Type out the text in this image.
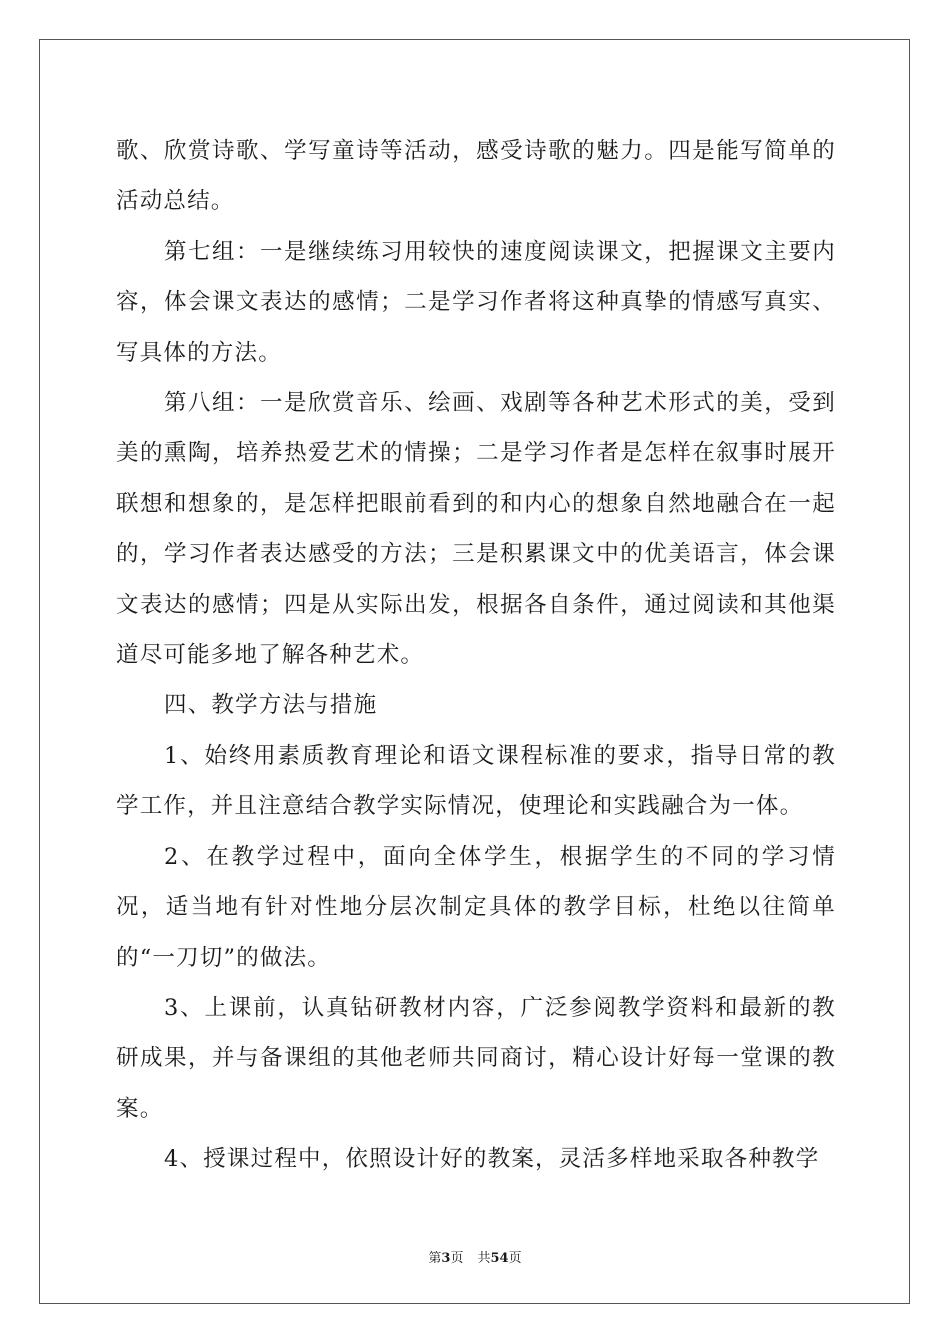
歌、欣赏诗歌、学写童诗等活动，感受诗歌的魅力。四是能写简单的活动总结。

第七组：一是继续练习用较快的速度阅读课文，把握课文主要内容，体会课文表达的感情；二是学习作者将这种真挚的情感写真实、写具体的方法。

第八组：一是欣赏音乐、绘画、戏剧等各种艺术形式的美，受到美的熏陶，培养热爱艺术的情操；二是学习作者是怎样在叙事时展开联想和想象的，是怎样把眼前看到的和内心的想象自然地融合在一起的，学习作者表达感受的方法；三是积累课文中的优美语言，体会课文表达的感情；四是从实际出发，根据各自条件，通过阅读和其他渠道尽可能多地了解各种艺术。

四、教学方法与措施

1、始终用素质教育理论和语文课程标准的要求，指导日常的教学工作，并且注意结合教学实际情况，使理论和实践融合为一体。

2、在教学过程中，面向全体学生，根据学生的不同的学习情况，适当地有针对性地分层次制定具体的教学目标，杜绝以往简单的“一刀切”的做法。

3、上课前，认真钻研教材内容，广泛参阅教学资料和最新的教研成果，并与备课组的其他老师共同商讨，精心设计好每一堂课的教案。

4、授课过程中，依照设计好的教案，灵活多样地采取各种教学

第3页 共54页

▶ Problem details:
Reproduce all the entries that precede this task, word for word, minus any pictures.

▶ Complete answer:
Type out the text in this image.
歌、欣赏诗歌、学写童诗等活动，感受诗歌的魅力。四是能写简单的活动总结。

第七组：一是继续练习用较快的速度阅读课文，把握课文主要内容，体会课文表达的感情；二是学习作者将这种真挚的情感写真实、写具体的方法。

第八组：一是欣赏音乐、绘画、戏剧等各种艺术形式的美，受到美的熏陶，培养热爱艺术的情操；二是学习作者是怎样在叙事时展开联想和想象的，是怎样把眼前看到的和内心的想象自然地融合在一起的，学习作者表达感受的方法；三是积累课文中的优美语言，体会课文表达的感情；四是从实际出发，根据各自条件，通过阅读和其他渠道尽可能多地了解各种艺术。

四、教学方法与措施

1、始终用素质教育理论和语文课程标准的要求，指导日常的教学工作，并且注意结合教学实际情况，使理论和实践融合为一体。

2、在教学过程中，面向全体学生，根据学生的不同的学习情况，适当地有针对性地分层次制定具体的教学目标，杜绝以往简单的“一刀切”的做法。

3、上课前，认真钻研教材内容，广泛参阅教学资料和最新的教研成果，并与备课组的其他老师共同商讨，精心设计好每一堂课的教案。

4、授课过程中，依照设计好的教案，灵活多样地采取各种教学

第3页 共54页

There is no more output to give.